> Job
Every entry needs to be reproduced exactly.

---------- Extracted material ----------

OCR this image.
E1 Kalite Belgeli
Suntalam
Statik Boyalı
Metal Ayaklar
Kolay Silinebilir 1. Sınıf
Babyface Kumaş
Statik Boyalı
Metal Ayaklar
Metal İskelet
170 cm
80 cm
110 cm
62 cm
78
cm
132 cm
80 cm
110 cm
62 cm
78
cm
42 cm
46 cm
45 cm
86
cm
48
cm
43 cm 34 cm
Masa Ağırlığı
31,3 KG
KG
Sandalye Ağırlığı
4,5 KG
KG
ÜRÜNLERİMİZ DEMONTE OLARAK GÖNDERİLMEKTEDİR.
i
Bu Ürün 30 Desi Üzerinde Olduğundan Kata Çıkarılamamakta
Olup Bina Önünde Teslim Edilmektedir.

----------

> Output below
OCR this image.
E1 Kalite Belgeli
Suntalam
Statik Boyalı
Metal Ayaklar
Kolay Silinebilir 1. Sınıf
Babyface Kumaş
Statik Boyalı
Metal Ayaklar
Metal İskelet
170 cm
80 cm
110 cm
62 cm
78
cm
132 cm
80 cm
110 cm
62 cm
78
cm
42 cm
46 cm
45 cm
86
cm
48
cm
43 cm 34 cm
Masa Ağırlığı
31,3 KG
KG
Sandalye Ağırlığı
4,5 KG
KG
ÜRÜNLERİMİZ DEMONTE OLARAK GÖNDERİLMEKTEDİR.
i
Bu Ürün 30 Desi Üzerinde Olduğundan Kata Çıkarılamamakta
Olup Bina Önünde Teslim Edilmektedir.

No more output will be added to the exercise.